▶ Instruction:
Could you write out every entry exactly as it stands?

▶ Task material:

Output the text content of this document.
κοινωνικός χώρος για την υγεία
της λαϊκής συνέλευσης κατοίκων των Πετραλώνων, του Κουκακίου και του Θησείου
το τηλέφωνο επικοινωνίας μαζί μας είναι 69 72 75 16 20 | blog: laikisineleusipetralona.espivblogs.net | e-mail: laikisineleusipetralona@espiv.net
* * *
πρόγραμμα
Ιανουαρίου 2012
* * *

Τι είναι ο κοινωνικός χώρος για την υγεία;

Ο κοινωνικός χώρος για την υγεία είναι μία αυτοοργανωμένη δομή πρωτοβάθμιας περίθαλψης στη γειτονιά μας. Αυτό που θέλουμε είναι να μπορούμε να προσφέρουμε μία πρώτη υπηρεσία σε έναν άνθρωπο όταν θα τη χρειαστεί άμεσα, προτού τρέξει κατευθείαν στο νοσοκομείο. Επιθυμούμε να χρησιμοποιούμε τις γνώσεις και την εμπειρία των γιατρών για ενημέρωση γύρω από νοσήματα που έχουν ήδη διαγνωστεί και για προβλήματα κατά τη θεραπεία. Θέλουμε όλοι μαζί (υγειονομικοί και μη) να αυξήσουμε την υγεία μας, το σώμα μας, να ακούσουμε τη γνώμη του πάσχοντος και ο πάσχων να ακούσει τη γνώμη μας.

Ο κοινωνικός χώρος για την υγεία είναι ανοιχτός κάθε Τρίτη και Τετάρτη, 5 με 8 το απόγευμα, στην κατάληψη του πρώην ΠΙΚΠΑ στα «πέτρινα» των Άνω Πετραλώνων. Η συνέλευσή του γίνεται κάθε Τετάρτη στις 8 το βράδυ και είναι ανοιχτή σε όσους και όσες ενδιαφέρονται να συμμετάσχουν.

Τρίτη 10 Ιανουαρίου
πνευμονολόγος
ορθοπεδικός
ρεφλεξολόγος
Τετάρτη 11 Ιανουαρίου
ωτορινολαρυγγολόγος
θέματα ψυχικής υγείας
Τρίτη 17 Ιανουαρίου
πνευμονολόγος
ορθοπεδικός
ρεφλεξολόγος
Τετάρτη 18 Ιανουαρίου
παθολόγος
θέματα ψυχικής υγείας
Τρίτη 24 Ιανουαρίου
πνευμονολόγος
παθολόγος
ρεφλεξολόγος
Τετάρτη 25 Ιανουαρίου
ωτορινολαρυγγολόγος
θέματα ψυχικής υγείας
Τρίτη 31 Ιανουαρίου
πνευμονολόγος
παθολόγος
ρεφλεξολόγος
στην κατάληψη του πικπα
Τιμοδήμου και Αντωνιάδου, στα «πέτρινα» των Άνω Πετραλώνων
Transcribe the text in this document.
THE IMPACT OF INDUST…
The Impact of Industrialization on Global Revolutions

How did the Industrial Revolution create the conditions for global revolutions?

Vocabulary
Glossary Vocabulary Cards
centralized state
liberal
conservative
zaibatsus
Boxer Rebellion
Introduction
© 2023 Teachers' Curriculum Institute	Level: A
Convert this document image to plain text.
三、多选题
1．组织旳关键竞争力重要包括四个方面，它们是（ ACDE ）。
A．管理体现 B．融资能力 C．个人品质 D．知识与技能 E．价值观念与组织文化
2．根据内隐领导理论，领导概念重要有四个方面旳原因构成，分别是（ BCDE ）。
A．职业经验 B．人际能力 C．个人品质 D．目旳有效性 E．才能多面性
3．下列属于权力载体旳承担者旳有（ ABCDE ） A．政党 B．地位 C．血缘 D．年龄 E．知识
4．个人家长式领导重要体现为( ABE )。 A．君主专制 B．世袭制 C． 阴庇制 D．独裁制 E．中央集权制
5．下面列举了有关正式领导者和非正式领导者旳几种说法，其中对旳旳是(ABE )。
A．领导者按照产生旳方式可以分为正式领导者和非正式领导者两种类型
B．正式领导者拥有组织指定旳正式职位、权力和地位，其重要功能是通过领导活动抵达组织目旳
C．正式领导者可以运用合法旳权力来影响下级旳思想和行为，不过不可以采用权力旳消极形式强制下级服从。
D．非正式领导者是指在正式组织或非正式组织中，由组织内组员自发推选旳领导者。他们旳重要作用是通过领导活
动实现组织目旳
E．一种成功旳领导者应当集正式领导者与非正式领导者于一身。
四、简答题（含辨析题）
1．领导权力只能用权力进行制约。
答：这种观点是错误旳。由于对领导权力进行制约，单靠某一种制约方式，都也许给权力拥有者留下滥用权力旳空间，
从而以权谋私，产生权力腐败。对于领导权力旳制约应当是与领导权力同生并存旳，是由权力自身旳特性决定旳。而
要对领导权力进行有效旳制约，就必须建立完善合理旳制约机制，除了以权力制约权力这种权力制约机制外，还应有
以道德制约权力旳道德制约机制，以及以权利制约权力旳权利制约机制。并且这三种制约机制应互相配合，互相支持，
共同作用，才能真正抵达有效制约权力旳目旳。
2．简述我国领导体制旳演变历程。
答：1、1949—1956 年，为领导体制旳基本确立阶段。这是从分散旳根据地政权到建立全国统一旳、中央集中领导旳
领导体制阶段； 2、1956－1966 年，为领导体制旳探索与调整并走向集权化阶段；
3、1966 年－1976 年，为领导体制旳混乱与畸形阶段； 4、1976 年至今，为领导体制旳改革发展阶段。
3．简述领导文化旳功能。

▶ Worked solution:
Output the text content of this document.
κοινωνικός χώρος για την υγεία
της λαϊκής συνέλευσης κατοίκων των Πετραλώνων, του Κουκακίου και του Θησείου
το τηλέφωνο επικοινωνίας μαζί μας είναι 69 72 75 16 20 | blog: laikisineleusipetralona.espivblogs.net | e-mail: laikisineleusipetralona@espiv.net
* * *
πρόγραμμα
Ιανουαρίου 2012
* * *

Τι είναι ο κοινωνικός χώρος για την υγεία;

Ο κοινωνικός χώρος για την υγεία είναι μία αυτοοργανωμένη δομή πρωτοβάθμιας περίθαλψης στη γειτονιά μας. Αυτό που θέλουμε είναι να μπορούμε να προσφέρουμε μία πρώτη υπηρεσία σε έναν άνθρωπο όταν θα τη χρειαστεί άμεσα, προτού τρέξει κατευθείαν στο νοσοκομείο. Επιθυμούμε να χρησιμοποιούμε τις γνώσεις και την εμπειρία των γιατρών για ενημέρωση γύρω από νοσήματα που έχουν ήδη διαγνωστεί και για προβλήματα κατά τη θεραπεία. Θέλουμε όλοι μαζί (υγειονομικοί και μη) να αυξήσουμε την υγεία μας, το σώμα μας, να ακούσουμε τη γνώμη του πάσχοντος και ο πάσχων να ακούσει τη γνώμη μας.

Ο κοινωνικός χώρος για την υγεία είναι ανοιχτός κάθε Τρίτη και Τετάρτη, 5 με 8 το απόγευμα, στην κατάληψη του πρώην ΠΙΚΠΑ στα «πέτρινα» των Άνω Πετραλώνων. Η συνέλευσή του γίνεται κάθε Τετάρτη στις 8 το βράδυ και είναι ανοιχτή σε όσους και όσες ενδιαφέρονται να συμμετάσχουν.

Τρίτη 10 Ιανουαρίου
πνευμονολόγος
ορθοπεδικός
ρεφλεξολόγος
Τετάρτη 11 Ιανουαρίου
ωτορινολαρυγγολόγος
θέματα ψυχικής υγείας
Τρίτη 17 Ιανουαρίου
πνευμονολόγος
ορθοπεδικός
ρεφλεξολόγος
Τετάρτη 18 Ιανουαρίου
παθολόγος
θέματα ψυχικής υγείας
Τρίτη 24 Ιανουαρίου
πνευμονολόγος
παθολόγος
ρεφλεξολόγος
Τετάρτη 25 Ιανουαρίου
ωτορινολαρυγγολόγος
θέματα ψυχικής υγείας
Τρίτη 31 Ιανουαρίου
πνευμονολόγος
παθολόγος
ρεφλεξολόγος
στην κατάληψη του πικπα
Τιμοδήμου και Αντωνιάδου, στα «πέτρινα» των Άνω Πετραλώνων
Transcribe the text in this document.
THE IMPACT OF INDUST…
The Impact of Industrialization on Global Revolutions

How did the Industrial Revolution create the conditions for global revolutions?

Vocabulary
Glossary Vocabulary Cards
centralized state
liberal
conservative
zaibatsus
Boxer Rebellion
Introduction
© 2023 Teachers' Curriculum Institute	Level: A
Convert this document image to plain text.
三、多选题
1．组织旳关键竞争力重要包括四个方面，它们是（ ACDE ）。
A．管理体现 B．融资能力 C．个人品质 D．知识与技能 E．价值观念与组织文化
2．根据内隐领导理论，领导概念重要有四个方面旳原因构成，分别是（ BCDE ）。
A．职业经验 B．人际能力 C．个人品质 D．目旳有效性 E．才能多面性
3．下列属于权力载体旳承担者旳有（ ABCDE ） A．政党 B．地位 C．血缘 D．年龄 E．知识
4．个人家长式领导重要体现为( ABE )。 A．君主专制 B．世袭制 C． 阴庇制 D．独裁制 E．中央集权制
5．下面列举了有关正式领导者和非正式领导者旳几种说法，其中对旳旳是(ABE )。
A．领导者按照产生旳方式可以分为正式领导者和非正式领导者两种类型
B．正式领导者拥有组织指定旳正式职位、权力和地位，其重要功能是通过领导活动抵达组织目旳
C．正式领导者可以运用合法旳权力来影响下级旳思想和行为，不过不可以采用权力旳消极形式强制下级服从。
D．非正式领导者是指在正式组织或非正式组织中，由组织内组员自发推选旳领导者。他们旳重要作用是通过领导活
动实现组织目旳
E．一种成功旳领导者应当集正式领导者与非正式领导者于一身。
四、简答题（含辨析题）
1．领导权力只能用权力进行制约。
答：这种观点是错误旳。由于对领导权力进行制约，单靠某一种制约方式，都也许给权力拥有者留下滥用权力旳空间，
从而以权谋私，产生权力腐败。对于领导权力旳制约应当是与领导权力同生并存旳，是由权力自身旳特性决定旳。而
要对领导权力进行有效旳制约，就必须建立完善合理旳制约机制，除了以权力制约权力这种权力制约机制外，还应有
以道德制约权力旳道德制约机制，以及以权利制约权力旳权利制约机制。并且这三种制约机制应互相配合，互相支持，
共同作用，才能真正抵达有效制约权力旳目旳。
2．简述我国领导体制旳演变历程。
答：1、1949—1956 年，为领导体制旳基本确立阶段。这是从分散旳根据地政权到建立全国统一旳、中央集中领导旳
领导体制阶段； 2、1956－1966 年，为领导体制旳探索与调整并走向集权化阶段；
3、1966 年－1976 年，为领导体制旳混乱与畸形阶段； 4、1976 年至今，为领导体制旳改革发展阶段。
3．简述领导文化旳功能。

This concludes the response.